Collection entries:
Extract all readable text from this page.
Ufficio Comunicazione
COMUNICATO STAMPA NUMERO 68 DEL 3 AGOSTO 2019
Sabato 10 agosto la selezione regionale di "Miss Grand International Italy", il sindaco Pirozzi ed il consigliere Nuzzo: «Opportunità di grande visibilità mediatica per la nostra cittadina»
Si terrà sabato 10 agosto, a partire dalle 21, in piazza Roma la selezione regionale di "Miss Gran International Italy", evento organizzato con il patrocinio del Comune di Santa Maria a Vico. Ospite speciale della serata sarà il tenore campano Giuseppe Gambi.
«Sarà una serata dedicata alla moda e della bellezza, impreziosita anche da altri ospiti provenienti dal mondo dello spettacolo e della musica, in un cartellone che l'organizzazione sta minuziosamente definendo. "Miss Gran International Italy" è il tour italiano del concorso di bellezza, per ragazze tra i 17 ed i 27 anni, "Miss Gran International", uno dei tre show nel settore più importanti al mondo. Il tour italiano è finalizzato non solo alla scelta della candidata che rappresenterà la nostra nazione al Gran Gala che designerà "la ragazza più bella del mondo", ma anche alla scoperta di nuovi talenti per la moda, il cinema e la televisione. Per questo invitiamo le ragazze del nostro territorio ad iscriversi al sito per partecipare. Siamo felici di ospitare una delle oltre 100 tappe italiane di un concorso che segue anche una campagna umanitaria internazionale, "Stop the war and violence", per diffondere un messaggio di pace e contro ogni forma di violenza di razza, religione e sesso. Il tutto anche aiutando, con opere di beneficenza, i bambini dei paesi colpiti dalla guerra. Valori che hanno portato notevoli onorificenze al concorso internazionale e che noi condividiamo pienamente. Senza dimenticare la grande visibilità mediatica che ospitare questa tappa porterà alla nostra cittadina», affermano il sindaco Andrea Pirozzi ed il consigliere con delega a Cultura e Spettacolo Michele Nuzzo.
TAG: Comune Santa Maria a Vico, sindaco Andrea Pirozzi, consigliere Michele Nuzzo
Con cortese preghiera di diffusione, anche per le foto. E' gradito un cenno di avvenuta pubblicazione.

EXERCISE GOAL: Copy every line above that holds the word "Santa".

ANSWER:
Si terrà sabato 10 agosto, a partire dalle 21, in piazza Roma la selezione regionale di "Miss Gran International Italy", evento organizzato con il patrocinio del Comune di Santa Maria a Vico. Ospite speciale della serata sarà il tenore campano Giuseppe Gambi.
TAG: Comune Santa Maria a Vico, sindaco Andrea Pirozzi, consigliere Michele Nuzzo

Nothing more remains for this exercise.